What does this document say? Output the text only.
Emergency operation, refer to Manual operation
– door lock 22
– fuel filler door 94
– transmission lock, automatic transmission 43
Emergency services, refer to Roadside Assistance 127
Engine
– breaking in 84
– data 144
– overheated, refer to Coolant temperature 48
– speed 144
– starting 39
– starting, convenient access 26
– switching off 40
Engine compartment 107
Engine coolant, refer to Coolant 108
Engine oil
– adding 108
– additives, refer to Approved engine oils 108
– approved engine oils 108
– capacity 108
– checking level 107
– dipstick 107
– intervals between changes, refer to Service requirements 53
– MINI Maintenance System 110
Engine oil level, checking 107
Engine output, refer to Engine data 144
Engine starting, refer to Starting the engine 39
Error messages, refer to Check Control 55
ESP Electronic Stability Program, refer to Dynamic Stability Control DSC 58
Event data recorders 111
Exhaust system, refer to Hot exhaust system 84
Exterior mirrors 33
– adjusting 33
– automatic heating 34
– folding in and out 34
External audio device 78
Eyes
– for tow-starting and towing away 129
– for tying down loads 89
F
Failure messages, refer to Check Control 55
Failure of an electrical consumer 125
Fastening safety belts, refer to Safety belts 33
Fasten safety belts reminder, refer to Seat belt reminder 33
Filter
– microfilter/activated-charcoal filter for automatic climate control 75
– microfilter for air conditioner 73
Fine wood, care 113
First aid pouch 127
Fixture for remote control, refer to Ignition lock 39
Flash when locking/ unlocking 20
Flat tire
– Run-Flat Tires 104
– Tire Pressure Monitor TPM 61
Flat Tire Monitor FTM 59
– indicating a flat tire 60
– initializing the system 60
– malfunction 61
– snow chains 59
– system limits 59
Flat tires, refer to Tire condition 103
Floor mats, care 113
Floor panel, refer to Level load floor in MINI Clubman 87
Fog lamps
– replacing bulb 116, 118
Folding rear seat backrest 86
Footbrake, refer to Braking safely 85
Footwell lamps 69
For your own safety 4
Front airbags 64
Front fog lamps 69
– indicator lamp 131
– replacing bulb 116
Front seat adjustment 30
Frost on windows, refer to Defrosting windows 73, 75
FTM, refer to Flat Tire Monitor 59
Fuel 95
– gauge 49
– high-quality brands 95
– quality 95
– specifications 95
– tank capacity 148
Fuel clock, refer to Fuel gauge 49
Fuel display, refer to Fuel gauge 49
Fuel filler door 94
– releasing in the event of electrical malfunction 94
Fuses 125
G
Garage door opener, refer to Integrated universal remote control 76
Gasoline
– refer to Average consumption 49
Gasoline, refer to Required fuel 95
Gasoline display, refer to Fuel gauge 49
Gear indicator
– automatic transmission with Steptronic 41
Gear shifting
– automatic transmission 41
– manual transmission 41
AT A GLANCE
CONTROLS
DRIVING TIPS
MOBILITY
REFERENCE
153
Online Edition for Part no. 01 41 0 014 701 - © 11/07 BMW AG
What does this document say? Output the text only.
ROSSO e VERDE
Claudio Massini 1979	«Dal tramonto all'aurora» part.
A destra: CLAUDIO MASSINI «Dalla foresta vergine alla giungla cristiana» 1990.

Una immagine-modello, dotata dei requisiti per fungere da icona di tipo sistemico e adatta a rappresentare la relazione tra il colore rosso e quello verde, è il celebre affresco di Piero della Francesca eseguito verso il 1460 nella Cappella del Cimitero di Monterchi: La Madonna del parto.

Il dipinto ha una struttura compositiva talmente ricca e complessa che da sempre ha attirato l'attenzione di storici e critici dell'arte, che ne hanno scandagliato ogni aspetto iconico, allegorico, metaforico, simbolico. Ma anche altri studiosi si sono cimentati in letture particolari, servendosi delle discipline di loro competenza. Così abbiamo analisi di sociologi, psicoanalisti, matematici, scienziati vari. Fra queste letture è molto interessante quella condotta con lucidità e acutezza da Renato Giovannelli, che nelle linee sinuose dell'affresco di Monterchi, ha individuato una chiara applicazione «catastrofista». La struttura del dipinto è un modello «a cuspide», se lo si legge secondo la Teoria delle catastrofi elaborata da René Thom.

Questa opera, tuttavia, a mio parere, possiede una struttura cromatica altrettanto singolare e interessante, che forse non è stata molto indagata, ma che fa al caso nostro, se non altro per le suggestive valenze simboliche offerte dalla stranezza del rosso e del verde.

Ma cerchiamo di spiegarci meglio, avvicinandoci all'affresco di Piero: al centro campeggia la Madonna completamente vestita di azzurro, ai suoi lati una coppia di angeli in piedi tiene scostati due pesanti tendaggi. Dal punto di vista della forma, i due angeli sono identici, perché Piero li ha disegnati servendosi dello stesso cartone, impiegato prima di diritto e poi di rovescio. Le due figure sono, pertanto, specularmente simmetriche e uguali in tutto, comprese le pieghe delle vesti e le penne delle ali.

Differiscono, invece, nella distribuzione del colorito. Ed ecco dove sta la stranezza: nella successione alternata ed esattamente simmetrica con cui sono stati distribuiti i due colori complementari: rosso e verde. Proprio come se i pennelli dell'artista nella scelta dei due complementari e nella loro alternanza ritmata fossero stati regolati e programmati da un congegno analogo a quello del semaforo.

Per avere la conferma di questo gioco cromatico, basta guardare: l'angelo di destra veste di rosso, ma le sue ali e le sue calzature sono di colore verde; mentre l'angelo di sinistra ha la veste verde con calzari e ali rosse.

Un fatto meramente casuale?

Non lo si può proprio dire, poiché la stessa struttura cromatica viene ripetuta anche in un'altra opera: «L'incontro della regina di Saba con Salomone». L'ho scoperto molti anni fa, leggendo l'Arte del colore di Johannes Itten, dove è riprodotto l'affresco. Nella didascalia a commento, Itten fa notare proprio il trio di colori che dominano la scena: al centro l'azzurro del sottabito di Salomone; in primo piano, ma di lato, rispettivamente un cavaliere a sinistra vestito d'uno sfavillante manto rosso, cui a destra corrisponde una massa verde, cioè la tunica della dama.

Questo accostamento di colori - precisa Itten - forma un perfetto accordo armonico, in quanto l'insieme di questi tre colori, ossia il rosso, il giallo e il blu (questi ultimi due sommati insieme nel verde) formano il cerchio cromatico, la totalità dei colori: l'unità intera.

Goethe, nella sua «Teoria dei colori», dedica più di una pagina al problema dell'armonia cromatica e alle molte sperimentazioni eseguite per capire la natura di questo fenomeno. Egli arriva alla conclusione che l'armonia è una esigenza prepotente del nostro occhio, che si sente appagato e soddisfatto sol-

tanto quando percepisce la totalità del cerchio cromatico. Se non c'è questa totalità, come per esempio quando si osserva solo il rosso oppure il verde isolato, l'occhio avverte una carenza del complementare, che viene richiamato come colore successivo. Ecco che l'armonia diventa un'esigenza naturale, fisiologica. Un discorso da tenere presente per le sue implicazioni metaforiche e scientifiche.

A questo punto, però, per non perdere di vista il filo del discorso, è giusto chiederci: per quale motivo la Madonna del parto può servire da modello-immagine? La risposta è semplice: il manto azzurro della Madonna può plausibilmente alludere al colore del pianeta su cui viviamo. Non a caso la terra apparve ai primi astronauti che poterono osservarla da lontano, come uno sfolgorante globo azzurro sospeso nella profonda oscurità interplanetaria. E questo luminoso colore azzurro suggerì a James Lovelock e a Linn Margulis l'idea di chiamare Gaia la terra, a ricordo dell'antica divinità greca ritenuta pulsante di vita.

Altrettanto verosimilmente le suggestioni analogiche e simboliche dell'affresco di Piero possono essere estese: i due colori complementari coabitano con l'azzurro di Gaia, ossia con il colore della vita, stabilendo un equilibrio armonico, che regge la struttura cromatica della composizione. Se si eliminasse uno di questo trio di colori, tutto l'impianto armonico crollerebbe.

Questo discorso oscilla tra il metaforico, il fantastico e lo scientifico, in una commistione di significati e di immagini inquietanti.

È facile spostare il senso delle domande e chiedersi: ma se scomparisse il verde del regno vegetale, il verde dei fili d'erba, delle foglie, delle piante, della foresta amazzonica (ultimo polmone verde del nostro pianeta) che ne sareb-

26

::::

Instructions to follow:
Exactly how many lines contain "data"? State the number and nothing else.

Answer:
3